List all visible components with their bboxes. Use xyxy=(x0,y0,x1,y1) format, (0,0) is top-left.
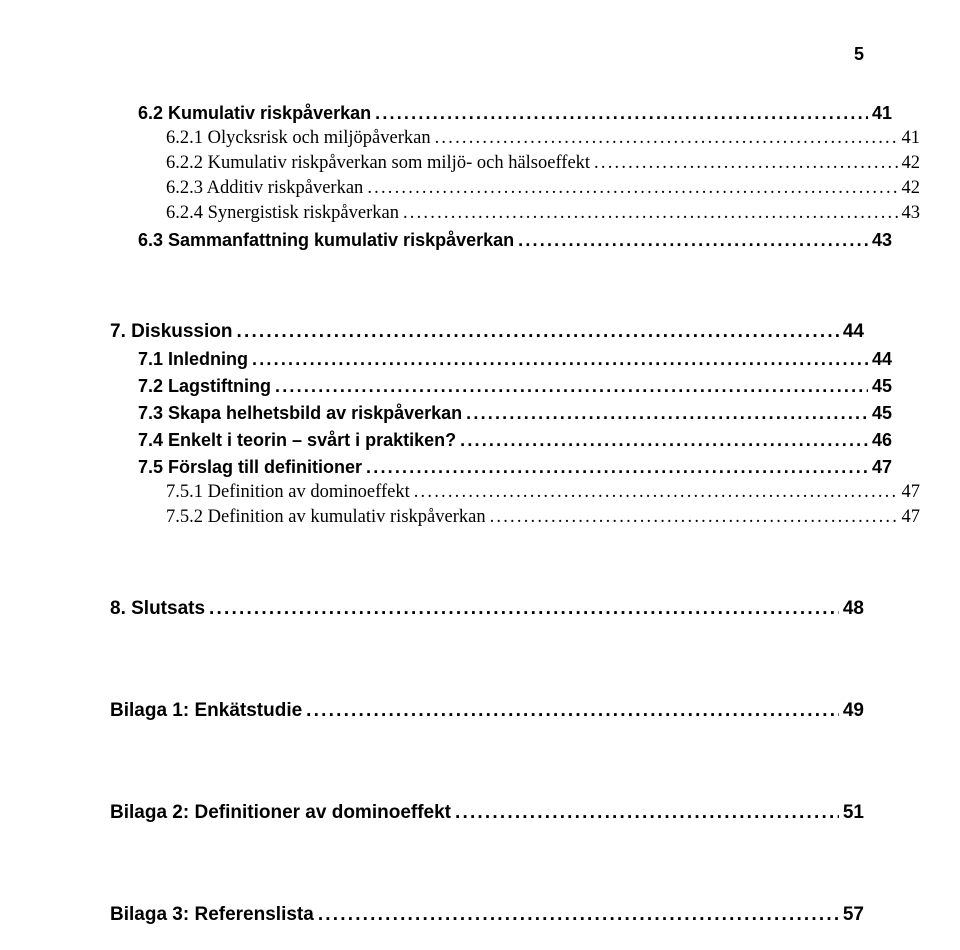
toc-leader: ........................................… xyxy=(318,904,839,926)
toc-label: 6.2.3 Additiv riskpåverkan xyxy=(166,178,363,199)
toc-label: 6.2.1 Olycksrisk och miljöpåverkan xyxy=(166,128,431,149)
toc-leader: ........................................… xyxy=(594,153,897,174)
toc-page: 41 xyxy=(872,103,892,124)
toc-entry: 6.3 Sammanfattning kumulativ riskpåverka… xyxy=(110,230,892,251)
toc-label: Bilaga 2: Definitioner av dominoeffekt xyxy=(110,802,451,824)
toc-page: 44 xyxy=(843,321,864,343)
toc-label: 7.2 Lagstiftning xyxy=(138,376,271,397)
toc-label: 7.5 Förslag till definitioner xyxy=(138,457,362,478)
toc-label: 6.2.4 Synergistisk riskpåverkan xyxy=(166,203,399,224)
toc-leader: ........................................… xyxy=(366,457,868,478)
toc-label: Bilaga 3: Referenslista xyxy=(110,904,314,926)
toc-label: 7.3 Skapa helhetsbild av riskpåverkan xyxy=(138,403,462,424)
toc-leader: ........................................… xyxy=(275,376,868,397)
toc-label: 6.2 Kumulativ riskpåverkan xyxy=(138,103,371,124)
toc-page: 47 xyxy=(872,457,892,478)
toc-page: 47 xyxy=(902,482,921,503)
toc-entry: Bilaga 3: Referenslista.................… xyxy=(110,904,864,926)
toc-page: 49 xyxy=(843,700,864,722)
toc-entry: 7.3 Skapa helhetsbild av riskpåverkan...… xyxy=(110,403,892,424)
toc-spacer xyxy=(110,622,864,666)
toc-label: 7.1 Inledning xyxy=(138,349,248,370)
toc-page: 42 xyxy=(902,178,921,199)
toc-leader: ........................................… xyxy=(375,103,868,124)
toc-page: 44 xyxy=(872,349,892,370)
toc-entry: 7.5.2 Definition av kumulativ riskpåverk… xyxy=(110,507,920,528)
toc-leader: ........................................… xyxy=(460,430,868,451)
toc-entry: 6.2.1 Olycksrisk och miljöpåverkan......… xyxy=(110,128,920,149)
toc-entry: 6.2.4 Synergistisk riskpåverkan.........… xyxy=(110,203,920,224)
toc-label: 7.4 Enkelt i teorin – svårt i praktiken? xyxy=(138,430,456,451)
toc-page: 41 xyxy=(902,128,921,149)
toc-spacer xyxy=(110,826,864,870)
toc-label: 6.2.2 Kumulativ riskpåverkan som miljö- … xyxy=(166,153,590,174)
toc-label: 8. Slutsats xyxy=(110,598,205,620)
toc-leader: ........................................… xyxy=(466,403,868,424)
toc-leader: ........................................… xyxy=(252,349,868,370)
toc-entry: Bilaga 1: Enkätstudie...................… xyxy=(110,700,864,722)
toc-leader: ........................................… xyxy=(403,203,898,224)
toc-label: 7. Diskussion xyxy=(110,321,233,343)
toc-entry: 7. Diskussion...........................… xyxy=(110,321,864,343)
toc-spacer xyxy=(110,724,864,768)
toc-page: 43 xyxy=(872,230,892,251)
toc-page: 45 xyxy=(872,376,892,397)
toc-leader: ........................................… xyxy=(435,128,898,149)
toc-entry: 7.5.1 Definition av dominoeffekt........… xyxy=(110,482,920,503)
toc-page: 42 xyxy=(902,153,921,174)
toc-page: 45 xyxy=(872,403,892,424)
toc-page: 5 6.2 Kumulativ riskpåverkan............… xyxy=(0,0,960,950)
toc-entry: 7.1 Inledning...........................… xyxy=(110,349,892,370)
toc-entry: 7.4 Enkelt i teorin – svårt i praktiken?… xyxy=(110,430,892,451)
toc-page: 47 xyxy=(902,507,921,528)
toc-page: 51 xyxy=(843,802,864,824)
toc-entry: 6.2 Kumulativ riskpåverkan..............… xyxy=(110,103,892,124)
toc-spacer xyxy=(110,530,864,564)
toc-leader: ........................................… xyxy=(490,507,898,528)
toc-leader: ........................................… xyxy=(237,321,839,343)
toc-leader: ........................................… xyxy=(518,230,868,251)
page-number: 5 xyxy=(110,44,864,65)
toc-leader: ........................................… xyxy=(367,178,897,199)
toc-entry: 7.2 Lagstiftning........................… xyxy=(110,376,892,397)
toc-entry: 6.2.2 Kumulativ riskpåverkan som miljö- … xyxy=(110,153,920,174)
toc-entry: 8. Slutsats.............................… xyxy=(110,598,864,620)
toc-entry: 7.5 Förslag till definitioner...........… xyxy=(110,457,892,478)
toc-label: 7.5.1 Definition av dominoeffekt xyxy=(166,482,410,503)
toc-entry: 6.2.3 Additiv riskpåverkan..............… xyxy=(110,178,920,199)
toc-page: 46 xyxy=(872,430,892,451)
toc-label: Bilaga 1: Enkätstudie xyxy=(110,700,302,722)
toc-leader: ........................................… xyxy=(306,700,839,722)
toc-label: 6.3 Sammanfattning kumulativ riskpåverka… xyxy=(138,230,514,251)
toc-page: 57 xyxy=(843,904,864,926)
toc-leader: ........................................… xyxy=(209,598,839,620)
toc-entry: Bilaga 2: Definitioner av dominoeffekt..… xyxy=(110,802,864,824)
toc-leader: ........................................… xyxy=(455,802,839,824)
toc-leader: ........................................… xyxy=(414,482,898,503)
toc-container: 6.2 Kumulativ riskpåverkan..............… xyxy=(110,103,864,926)
toc-page: 43 xyxy=(902,203,921,224)
toc-page: 48 xyxy=(843,598,864,620)
toc-label: 7.5.2 Definition av kumulativ riskpåverk… xyxy=(166,507,486,528)
toc-spacer xyxy=(110,253,864,287)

════

Task brief:
Collect every line in the rows above that contains the word "Slutsats".

Response:
toc-label: 8. Slutsats xyxy=(110,598,205,620)
toc-entry: 8. Slutsats.............................… xyxy=(110,598,864,620)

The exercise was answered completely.